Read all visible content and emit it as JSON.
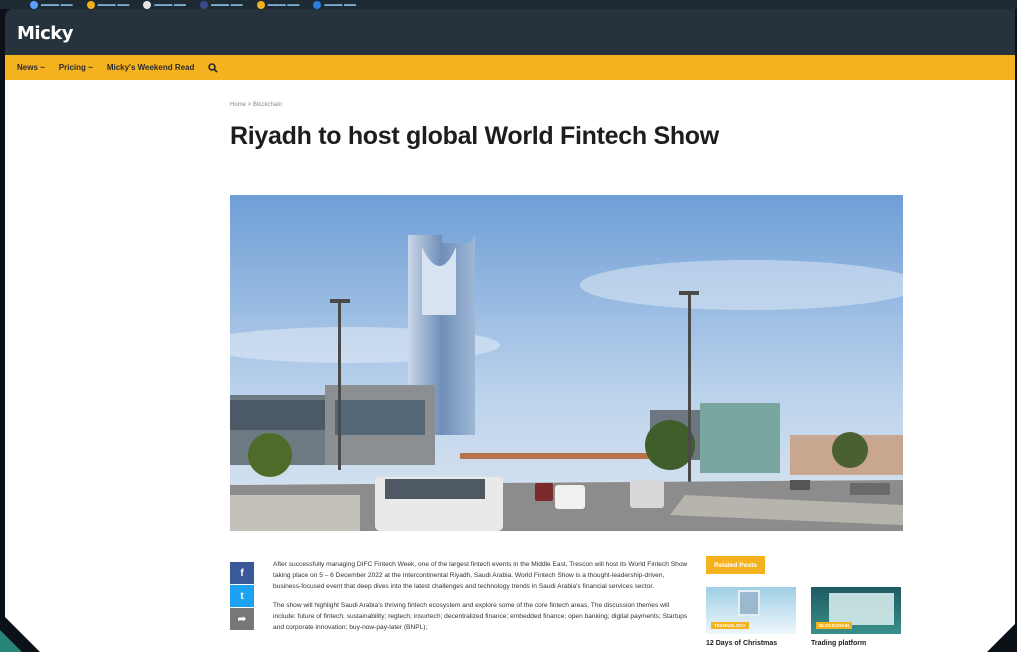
{
  "site": {
    "logo": "Micky"
  },
  "nav": {
    "items": [
      {
        "label": "News ~"
      },
      {
        "label": "Pricing ~"
      },
      {
        "label": "Micky's Weekend Read"
      }
    ]
  },
  "breadcrumb": "Home > Blockchain",
  "article": {
    "title": "Riyadh to host global World Fintech Show",
    "paragraphs": [
      "After successfully managing DIFC Fintech Week, one of the largest fintech events in the Middle East, Trescon will host its World Fintech Show taking place on 5 – 6 December 2022 at the Intercontinental Riyadh, Saudi Arabia. World Fintech Show is a thought-leadership-driven, business-focused event that deep dives into the latest challenges and technology trends in Saudi Arabia's financial services sector.",
      "The show will highlight Saudi Arabia's thriving fintech ecosystem and explore some of the core fintech areas. The discussion themes will include: future of fintech; sustainability; regtech; insurtech; decentralized finance; embedded finance; open banking; digital payments; Startups and corporate innovation; buy-now-pay-later (BNPL);"
    ]
  },
  "share": {
    "facebook": "f",
    "twitter": "t",
    "share": "➦"
  },
  "related": {
    "label": "Related Posts",
    "cards": [
      {
        "badge": "TECHNOLOGY",
        "title": "12 Days of Christmas"
      },
      {
        "badge": "BLOCKCHAIN",
        "title": "Trading platform"
      }
    ]
  },
  "colors": {
    "accent": "#f5b21f",
    "header": "#26333d",
    "facebook": "#3b5998",
    "twitter": "#1da1f2"
  }
}
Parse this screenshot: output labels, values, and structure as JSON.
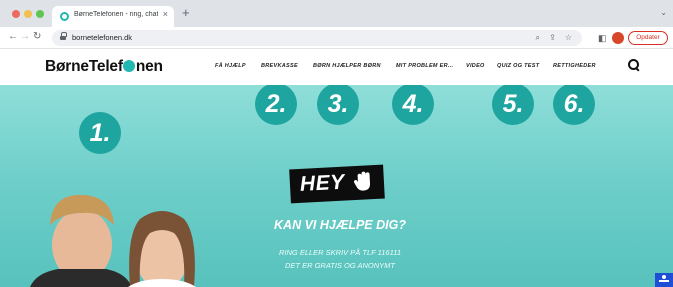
{
  "browser": {
    "tab_title": "BørneTelefonen - ring, chat, s...",
    "tab_close": "×",
    "new_tab": "+",
    "url": "bornetelefonen.dk",
    "update_label": "Opdater"
  },
  "site": {
    "logo_prefix": "BørneTelef",
    "logo_suffix": "nen",
    "nav": [
      {
        "label": "FÅ HJÆLP"
      },
      {
        "label": "BREVKASSE"
      },
      {
        "label": "BØRN HJÆLPER BØRN"
      },
      {
        "label": "MIT PROBLEM ER..."
      },
      {
        "label": "VIDEO"
      },
      {
        "label": "QUIZ OG TEST"
      },
      {
        "label": "RETTIGHEDER"
      }
    ]
  },
  "badges": [
    "1.",
    "2.",
    "3.",
    "4.",
    "5.",
    "6."
  ],
  "hero": {
    "hey": "HEY",
    "title": "KAN VI HJÆLPE DIG?",
    "subtitle_line1": "RING ELLER SKRIV PÅ TLF 116111",
    "subtitle_line2": "DET ER GRATIS OG ANONYMT"
  },
  "colors": {
    "brand_teal": "#23b7b1",
    "badge_teal": "#1fa59f",
    "hero_bg": "#6fcfca",
    "update_red": "#d93025"
  },
  "icons": [
    "back-arrow-icon",
    "forward-arrow-icon",
    "reload-icon",
    "lock-icon",
    "zoom-icon",
    "share-icon",
    "star-icon",
    "split-view-icon",
    "search-icon",
    "waving-hand-icon",
    "accessibility-icon"
  ]
}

What is required:
Repeat exactly the lines above, from the line containing "Parse this screenshot: output" through the last line of the records, inclusive; omit any pictures.

Response to the exercise:
Parse this screenshot: output labels, values, and structure as JSON.
{
  "browser": {
    "tab_title": "BørneTelefonen - ring, chat, s...",
    "tab_close": "×",
    "new_tab": "+",
    "url": "bornetelefonen.dk",
    "update_label": "Opdater"
  },
  "site": {
    "logo_prefix": "BørneTelef",
    "logo_suffix": "nen",
    "nav": [
      {
        "label": "FÅ HJÆLP"
      },
      {
        "label": "BREVKASSE"
      },
      {
        "label": "BØRN HJÆLPER BØRN"
      },
      {
        "label": "MIT PROBLEM ER..."
      },
      {
        "label": "VIDEO"
      },
      {
        "label": "QUIZ OG TEST"
      },
      {
        "label": "RETTIGHEDER"
      }
    ]
  },
  "badges": [
    "1.",
    "2.",
    "3.",
    "4.",
    "5.",
    "6."
  ],
  "hero": {
    "hey": "HEY",
    "title": "KAN VI HJÆLPE DIG?",
    "subtitle_line1": "RING ELLER SKRIV PÅ TLF 116111",
    "subtitle_line2": "DET ER GRATIS OG ANONYMT"
  },
  "colors": {
    "brand_teal": "#23b7b1",
    "badge_teal": "#1fa59f",
    "hero_bg": "#6fcfca",
    "update_red": "#d93025"
  },
  "icons": [
    "back-arrow-icon",
    "forward-arrow-icon",
    "reload-icon",
    "lock-icon",
    "zoom-icon",
    "share-icon",
    "star-icon",
    "split-view-icon",
    "search-icon",
    "waving-hand-icon",
    "accessibility-icon"
  ]
}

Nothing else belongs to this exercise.